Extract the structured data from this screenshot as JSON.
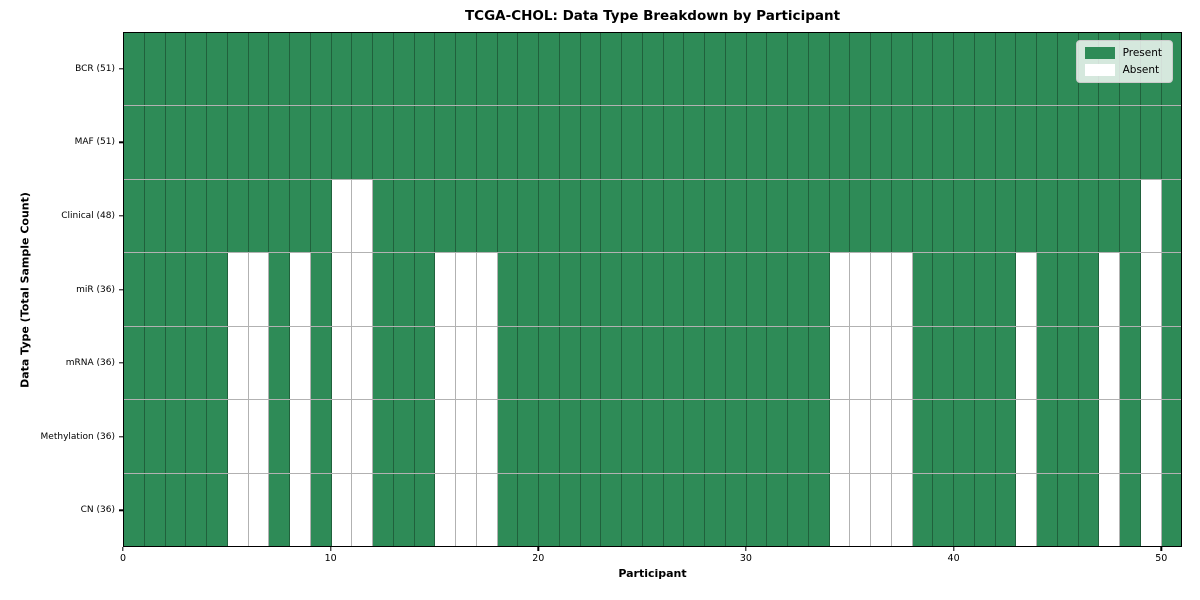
{
  "figure": {
    "title": "TCGA-CHOL: Data Type Breakdown by Participant",
    "xlabel": "Participant",
    "ylabel": "Data Type (Total Sample Count)"
  },
  "legend": {
    "present_label": "Present",
    "absent_label": "Absent",
    "position": "upper right"
  },
  "colors": {
    "present": "#2E8B57",
    "absent": "#FFFFFF",
    "grid_line": "rgba(0,0,0,0.3)",
    "spine": "#000000",
    "legend_background": "rgba(255,255,255,0.8)",
    "legend_border": "#CCCCCC",
    "background": "#FFFFFF"
  },
  "chart_data": {
    "type": "heatmap",
    "title": "TCGA-CHOL: Data Type Breakdown by Participant",
    "xlabel": "Participant",
    "ylabel": "Data Type (Total Sample Count)",
    "legend": [
      "Present",
      "Absent"
    ],
    "legend_position": "upper right",
    "grid": true,
    "n_participants": 51,
    "x_axis_range": [
      0,
      51
    ],
    "x_ticks": [
      0,
      10,
      20,
      30,
      40,
      50
    ],
    "value_encoding": {
      "present_color": "#2E8B57",
      "absent_color": "#FFFFFF"
    },
    "rows": [
      {
        "name": "BCR",
        "label": "BCR (51)",
        "present_count": 51,
        "absent_participants": []
      },
      {
        "name": "MAF",
        "label": "MAF (51)",
        "present_count": 51,
        "absent_participants": []
      },
      {
        "name": "Clinical",
        "label": "Clinical (48)",
        "present_count": 48,
        "absent_participants": [
          10,
          11,
          49
        ]
      },
      {
        "name": "miR",
        "label": "miR (36)",
        "present_count": 36,
        "absent_participants": [
          5,
          6,
          8,
          10,
          11,
          15,
          16,
          17,
          34,
          35,
          36,
          37,
          43,
          47,
          49
        ]
      },
      {
        "name": "mRNA",
        "label": "mRNA (36)",
        "present_count": 36,
        "absent_participants": [
          5,
          6,
          8,
          10,
          11,
          15,
          16,
          17,
          34,
          35,
          36,
          37,
          43,
          47,
          49
        ]
      },
      {
        "name": "Methylation",
        "label": "Methylation (36)",
        "present_count": 36,
        "absent_participants": [
          5,
          6,
          8,
          10,
          11,
          15,
          16,
          17,
          34,
          35,
          36,
          37,
          43,
          47,
          49
        ]
      },
      {
        "name": "CN",
        "label": "CN (36)",
        "present_count": 36,
        "absent_participants": [
          5,
          6,
          8,
          10,
          11,
          15,
          16,
          17,
          34,
          35,
          36,
          37,
          43,
          47,
          49
        ]
      }
    ]
  }
}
##########
PROBLEM REQUIREMENTS -
If a line in the listing contains the string "rgba", copy it.

OUTPUT OF THE TASK -
    "grid_line": "rgba(0,0,0,0.3)",
    "legend_background": "rgba(255,255,255,0.8)",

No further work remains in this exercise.